> _TO DO_
Please state the number of lines in the material below that contain "signaling", with no other words.

> _DATA EXTRACT_
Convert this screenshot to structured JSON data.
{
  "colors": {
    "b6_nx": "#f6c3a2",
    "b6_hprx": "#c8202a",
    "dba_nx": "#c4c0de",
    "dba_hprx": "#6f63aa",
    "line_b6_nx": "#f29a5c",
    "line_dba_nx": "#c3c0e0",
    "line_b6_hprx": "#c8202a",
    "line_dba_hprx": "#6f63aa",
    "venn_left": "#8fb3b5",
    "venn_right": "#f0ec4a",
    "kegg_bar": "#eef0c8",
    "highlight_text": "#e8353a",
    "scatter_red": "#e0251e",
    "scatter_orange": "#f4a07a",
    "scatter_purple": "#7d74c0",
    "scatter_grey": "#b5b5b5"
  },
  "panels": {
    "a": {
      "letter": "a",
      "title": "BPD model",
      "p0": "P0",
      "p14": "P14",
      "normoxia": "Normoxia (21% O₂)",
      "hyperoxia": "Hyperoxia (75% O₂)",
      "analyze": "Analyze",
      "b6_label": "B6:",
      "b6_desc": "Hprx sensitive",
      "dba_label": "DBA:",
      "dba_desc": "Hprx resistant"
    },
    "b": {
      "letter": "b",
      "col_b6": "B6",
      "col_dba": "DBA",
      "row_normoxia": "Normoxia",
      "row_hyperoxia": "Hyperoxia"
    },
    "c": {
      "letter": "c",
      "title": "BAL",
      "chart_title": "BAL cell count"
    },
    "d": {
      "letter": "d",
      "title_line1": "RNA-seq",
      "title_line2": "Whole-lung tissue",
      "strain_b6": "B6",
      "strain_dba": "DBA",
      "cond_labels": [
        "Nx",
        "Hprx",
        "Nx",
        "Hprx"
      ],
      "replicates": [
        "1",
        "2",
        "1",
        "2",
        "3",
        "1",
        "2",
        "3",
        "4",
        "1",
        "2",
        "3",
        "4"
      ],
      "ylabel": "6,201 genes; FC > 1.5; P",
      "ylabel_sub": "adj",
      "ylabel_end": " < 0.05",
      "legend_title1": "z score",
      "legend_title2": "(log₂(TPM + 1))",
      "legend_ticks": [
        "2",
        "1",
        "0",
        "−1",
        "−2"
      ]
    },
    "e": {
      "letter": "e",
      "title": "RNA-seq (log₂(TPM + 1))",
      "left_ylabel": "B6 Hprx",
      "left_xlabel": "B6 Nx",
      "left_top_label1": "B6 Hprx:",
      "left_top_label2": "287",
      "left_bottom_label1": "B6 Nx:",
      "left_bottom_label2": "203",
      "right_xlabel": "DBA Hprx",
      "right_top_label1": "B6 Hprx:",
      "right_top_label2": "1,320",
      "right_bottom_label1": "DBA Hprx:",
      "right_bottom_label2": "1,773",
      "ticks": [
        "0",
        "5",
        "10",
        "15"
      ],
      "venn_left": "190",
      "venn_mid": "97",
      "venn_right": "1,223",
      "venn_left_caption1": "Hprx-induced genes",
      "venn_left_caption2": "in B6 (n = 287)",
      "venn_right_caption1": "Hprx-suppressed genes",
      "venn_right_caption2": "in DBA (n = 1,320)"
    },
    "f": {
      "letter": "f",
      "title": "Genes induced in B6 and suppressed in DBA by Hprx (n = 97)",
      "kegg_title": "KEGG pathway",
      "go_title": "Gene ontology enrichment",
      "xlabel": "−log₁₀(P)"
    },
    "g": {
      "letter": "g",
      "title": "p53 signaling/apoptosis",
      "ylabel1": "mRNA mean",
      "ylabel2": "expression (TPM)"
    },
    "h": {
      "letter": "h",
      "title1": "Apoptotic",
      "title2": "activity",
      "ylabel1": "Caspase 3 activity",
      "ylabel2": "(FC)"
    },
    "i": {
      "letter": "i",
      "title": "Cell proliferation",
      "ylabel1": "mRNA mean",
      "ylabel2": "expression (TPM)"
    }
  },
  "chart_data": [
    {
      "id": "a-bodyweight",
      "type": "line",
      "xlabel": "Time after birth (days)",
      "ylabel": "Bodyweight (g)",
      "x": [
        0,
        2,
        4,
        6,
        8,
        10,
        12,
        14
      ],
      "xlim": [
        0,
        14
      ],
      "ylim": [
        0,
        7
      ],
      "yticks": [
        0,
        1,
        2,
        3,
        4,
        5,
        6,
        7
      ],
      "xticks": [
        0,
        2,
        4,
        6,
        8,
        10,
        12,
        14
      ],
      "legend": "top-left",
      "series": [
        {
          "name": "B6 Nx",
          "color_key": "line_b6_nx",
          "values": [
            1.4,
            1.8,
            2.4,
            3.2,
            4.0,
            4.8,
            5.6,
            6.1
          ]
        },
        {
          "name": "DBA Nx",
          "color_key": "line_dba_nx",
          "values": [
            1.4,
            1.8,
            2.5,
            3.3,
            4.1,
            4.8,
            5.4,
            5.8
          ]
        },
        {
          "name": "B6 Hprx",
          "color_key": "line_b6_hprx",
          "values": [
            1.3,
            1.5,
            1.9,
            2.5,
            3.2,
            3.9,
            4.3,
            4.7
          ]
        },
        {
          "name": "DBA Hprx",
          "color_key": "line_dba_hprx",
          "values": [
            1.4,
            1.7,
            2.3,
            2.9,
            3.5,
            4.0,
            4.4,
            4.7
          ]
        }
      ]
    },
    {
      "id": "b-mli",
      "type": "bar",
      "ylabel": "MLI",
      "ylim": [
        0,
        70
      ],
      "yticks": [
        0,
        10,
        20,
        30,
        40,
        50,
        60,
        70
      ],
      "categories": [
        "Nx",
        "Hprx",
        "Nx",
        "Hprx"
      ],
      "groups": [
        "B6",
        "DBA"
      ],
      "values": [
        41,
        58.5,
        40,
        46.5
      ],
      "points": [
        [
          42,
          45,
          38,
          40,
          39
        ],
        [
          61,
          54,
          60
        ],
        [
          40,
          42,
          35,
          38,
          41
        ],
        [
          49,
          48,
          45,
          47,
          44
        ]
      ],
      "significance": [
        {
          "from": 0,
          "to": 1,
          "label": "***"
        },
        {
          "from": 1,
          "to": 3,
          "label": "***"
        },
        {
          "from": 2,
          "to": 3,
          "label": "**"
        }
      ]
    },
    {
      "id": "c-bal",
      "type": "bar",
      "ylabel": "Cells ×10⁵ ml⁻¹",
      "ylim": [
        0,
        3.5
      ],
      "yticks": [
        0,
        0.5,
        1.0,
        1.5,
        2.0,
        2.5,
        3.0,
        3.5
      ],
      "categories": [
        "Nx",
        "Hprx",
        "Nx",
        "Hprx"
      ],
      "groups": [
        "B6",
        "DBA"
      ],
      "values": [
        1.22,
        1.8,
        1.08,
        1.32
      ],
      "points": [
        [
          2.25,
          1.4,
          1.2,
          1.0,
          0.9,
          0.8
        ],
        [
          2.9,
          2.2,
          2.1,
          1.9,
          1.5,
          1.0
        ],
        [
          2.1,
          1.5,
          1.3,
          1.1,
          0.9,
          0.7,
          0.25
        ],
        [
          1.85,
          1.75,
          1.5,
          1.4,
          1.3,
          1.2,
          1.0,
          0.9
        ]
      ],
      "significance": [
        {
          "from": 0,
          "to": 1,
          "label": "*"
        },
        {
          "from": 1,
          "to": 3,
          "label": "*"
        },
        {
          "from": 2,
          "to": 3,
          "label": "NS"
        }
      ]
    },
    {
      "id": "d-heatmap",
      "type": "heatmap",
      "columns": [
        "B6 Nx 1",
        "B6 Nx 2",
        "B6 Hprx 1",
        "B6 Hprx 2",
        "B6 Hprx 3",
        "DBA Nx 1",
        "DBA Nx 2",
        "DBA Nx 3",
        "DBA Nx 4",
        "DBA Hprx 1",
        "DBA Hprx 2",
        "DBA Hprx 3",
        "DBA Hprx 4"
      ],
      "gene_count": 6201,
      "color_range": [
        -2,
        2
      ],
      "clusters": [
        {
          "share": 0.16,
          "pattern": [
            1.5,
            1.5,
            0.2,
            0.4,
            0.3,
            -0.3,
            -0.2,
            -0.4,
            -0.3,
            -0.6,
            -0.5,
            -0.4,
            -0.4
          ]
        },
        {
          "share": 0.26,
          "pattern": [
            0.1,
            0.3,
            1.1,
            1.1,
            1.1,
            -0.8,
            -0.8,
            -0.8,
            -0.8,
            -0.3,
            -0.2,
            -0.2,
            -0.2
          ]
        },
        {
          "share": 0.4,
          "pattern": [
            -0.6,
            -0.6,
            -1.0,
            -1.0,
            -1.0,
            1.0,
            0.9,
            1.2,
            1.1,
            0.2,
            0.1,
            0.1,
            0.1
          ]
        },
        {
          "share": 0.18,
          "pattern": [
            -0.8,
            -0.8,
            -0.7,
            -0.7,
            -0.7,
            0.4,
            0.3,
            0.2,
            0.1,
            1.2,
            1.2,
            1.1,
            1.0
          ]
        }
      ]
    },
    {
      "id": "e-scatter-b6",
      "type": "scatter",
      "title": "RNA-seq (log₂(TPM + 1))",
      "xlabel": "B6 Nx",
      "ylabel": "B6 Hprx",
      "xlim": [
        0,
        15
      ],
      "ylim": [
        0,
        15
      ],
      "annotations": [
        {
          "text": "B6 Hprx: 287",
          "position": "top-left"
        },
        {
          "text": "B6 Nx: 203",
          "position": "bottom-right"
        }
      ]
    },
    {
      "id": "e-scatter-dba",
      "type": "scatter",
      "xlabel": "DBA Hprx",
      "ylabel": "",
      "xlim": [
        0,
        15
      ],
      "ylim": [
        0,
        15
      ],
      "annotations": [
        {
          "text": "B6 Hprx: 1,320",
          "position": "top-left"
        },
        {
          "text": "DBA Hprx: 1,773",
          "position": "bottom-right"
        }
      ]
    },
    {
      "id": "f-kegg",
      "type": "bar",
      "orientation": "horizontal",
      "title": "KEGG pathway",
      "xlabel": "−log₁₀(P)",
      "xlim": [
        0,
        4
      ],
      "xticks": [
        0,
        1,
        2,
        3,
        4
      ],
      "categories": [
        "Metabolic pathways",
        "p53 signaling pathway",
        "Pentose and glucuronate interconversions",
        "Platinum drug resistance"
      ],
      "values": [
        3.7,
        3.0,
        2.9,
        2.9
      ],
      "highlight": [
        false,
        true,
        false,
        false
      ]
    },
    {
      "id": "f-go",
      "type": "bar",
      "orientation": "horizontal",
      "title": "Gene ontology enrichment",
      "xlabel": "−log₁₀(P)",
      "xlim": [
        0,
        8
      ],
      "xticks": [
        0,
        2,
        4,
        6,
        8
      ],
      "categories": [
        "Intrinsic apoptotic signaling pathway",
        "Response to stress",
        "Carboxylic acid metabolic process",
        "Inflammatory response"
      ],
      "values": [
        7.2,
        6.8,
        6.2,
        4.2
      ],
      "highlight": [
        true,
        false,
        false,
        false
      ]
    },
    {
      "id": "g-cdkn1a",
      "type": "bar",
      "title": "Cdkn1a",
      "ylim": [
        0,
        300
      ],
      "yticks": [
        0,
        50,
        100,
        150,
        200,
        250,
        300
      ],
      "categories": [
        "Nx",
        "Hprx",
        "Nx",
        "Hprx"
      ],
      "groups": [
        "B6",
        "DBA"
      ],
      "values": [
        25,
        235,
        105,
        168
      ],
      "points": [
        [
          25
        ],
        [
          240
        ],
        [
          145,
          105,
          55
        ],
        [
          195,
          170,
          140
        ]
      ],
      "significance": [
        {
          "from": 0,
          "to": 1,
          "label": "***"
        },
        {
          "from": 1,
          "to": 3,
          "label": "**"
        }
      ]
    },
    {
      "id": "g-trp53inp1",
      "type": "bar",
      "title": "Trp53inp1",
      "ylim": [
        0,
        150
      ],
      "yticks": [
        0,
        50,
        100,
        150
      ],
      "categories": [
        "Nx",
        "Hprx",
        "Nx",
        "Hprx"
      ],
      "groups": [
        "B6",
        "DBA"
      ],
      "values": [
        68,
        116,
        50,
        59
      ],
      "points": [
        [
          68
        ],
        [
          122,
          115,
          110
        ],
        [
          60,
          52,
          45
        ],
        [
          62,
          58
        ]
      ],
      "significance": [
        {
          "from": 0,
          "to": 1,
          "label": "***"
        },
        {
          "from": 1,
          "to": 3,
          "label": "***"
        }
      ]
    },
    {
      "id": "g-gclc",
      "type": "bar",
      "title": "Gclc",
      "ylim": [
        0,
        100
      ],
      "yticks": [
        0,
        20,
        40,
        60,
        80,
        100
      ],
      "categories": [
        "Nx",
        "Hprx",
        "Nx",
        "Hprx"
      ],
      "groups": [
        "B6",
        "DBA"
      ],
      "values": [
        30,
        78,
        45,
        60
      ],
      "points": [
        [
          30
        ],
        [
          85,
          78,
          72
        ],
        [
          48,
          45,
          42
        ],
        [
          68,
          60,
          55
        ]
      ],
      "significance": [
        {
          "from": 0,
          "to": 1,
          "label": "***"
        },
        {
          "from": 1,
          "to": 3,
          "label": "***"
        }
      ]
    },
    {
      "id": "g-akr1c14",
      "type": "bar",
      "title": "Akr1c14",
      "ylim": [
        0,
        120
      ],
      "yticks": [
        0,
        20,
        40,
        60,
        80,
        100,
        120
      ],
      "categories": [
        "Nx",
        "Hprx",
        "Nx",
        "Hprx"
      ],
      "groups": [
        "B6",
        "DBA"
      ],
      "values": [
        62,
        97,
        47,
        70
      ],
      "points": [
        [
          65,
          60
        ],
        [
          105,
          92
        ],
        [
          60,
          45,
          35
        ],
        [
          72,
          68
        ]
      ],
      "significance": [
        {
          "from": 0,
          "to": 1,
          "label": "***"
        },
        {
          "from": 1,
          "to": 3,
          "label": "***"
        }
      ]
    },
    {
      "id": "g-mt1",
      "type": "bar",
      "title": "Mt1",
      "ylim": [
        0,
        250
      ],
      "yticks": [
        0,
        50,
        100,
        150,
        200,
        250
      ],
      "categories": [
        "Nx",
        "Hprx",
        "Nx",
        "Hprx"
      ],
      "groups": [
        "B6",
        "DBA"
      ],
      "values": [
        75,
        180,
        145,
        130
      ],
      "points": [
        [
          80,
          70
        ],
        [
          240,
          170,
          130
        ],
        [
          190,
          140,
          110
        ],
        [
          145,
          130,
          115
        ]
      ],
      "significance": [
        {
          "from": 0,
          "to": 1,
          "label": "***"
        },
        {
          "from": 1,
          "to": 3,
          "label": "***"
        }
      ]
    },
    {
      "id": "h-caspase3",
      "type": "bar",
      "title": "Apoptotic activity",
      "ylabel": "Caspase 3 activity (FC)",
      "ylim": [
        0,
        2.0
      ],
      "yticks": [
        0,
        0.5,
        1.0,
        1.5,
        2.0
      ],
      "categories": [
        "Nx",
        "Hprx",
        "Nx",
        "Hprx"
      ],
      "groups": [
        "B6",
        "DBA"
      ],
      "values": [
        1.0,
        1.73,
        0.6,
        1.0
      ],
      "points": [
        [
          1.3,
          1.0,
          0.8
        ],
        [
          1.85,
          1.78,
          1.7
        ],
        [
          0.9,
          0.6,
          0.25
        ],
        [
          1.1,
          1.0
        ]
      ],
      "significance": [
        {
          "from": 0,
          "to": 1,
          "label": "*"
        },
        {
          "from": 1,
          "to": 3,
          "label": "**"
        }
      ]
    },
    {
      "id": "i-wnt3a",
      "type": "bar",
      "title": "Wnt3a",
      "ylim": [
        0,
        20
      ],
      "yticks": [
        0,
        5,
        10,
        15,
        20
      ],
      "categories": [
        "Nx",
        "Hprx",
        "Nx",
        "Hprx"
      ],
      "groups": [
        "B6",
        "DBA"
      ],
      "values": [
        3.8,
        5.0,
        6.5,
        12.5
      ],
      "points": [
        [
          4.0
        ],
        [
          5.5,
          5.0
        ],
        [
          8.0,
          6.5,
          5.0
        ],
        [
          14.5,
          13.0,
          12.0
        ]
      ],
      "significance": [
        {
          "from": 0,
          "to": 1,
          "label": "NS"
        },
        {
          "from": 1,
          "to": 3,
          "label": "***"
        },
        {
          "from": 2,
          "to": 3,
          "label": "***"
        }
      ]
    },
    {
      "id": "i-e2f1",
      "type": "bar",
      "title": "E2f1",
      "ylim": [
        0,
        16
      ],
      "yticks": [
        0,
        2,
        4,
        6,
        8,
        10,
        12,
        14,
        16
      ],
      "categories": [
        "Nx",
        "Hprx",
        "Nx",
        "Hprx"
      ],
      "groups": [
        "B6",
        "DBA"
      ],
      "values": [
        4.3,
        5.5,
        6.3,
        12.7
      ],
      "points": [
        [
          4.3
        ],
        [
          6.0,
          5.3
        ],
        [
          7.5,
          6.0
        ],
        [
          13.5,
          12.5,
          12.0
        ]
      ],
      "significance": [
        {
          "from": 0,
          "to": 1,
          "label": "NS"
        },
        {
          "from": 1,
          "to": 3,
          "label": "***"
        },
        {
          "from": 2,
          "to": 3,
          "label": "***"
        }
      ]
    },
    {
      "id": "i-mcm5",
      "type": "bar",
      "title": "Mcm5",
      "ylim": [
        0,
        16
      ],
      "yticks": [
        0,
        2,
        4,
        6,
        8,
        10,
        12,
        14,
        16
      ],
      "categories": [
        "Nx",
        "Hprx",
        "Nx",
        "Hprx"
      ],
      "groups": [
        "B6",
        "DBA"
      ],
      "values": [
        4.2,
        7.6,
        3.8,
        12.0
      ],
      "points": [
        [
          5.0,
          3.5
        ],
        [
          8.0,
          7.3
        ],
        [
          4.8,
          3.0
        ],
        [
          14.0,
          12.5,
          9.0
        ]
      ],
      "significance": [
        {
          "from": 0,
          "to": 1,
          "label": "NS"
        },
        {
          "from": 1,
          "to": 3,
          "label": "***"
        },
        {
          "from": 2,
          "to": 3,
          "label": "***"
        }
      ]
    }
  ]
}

> _SOLUTION TO THE EXERCISE_
3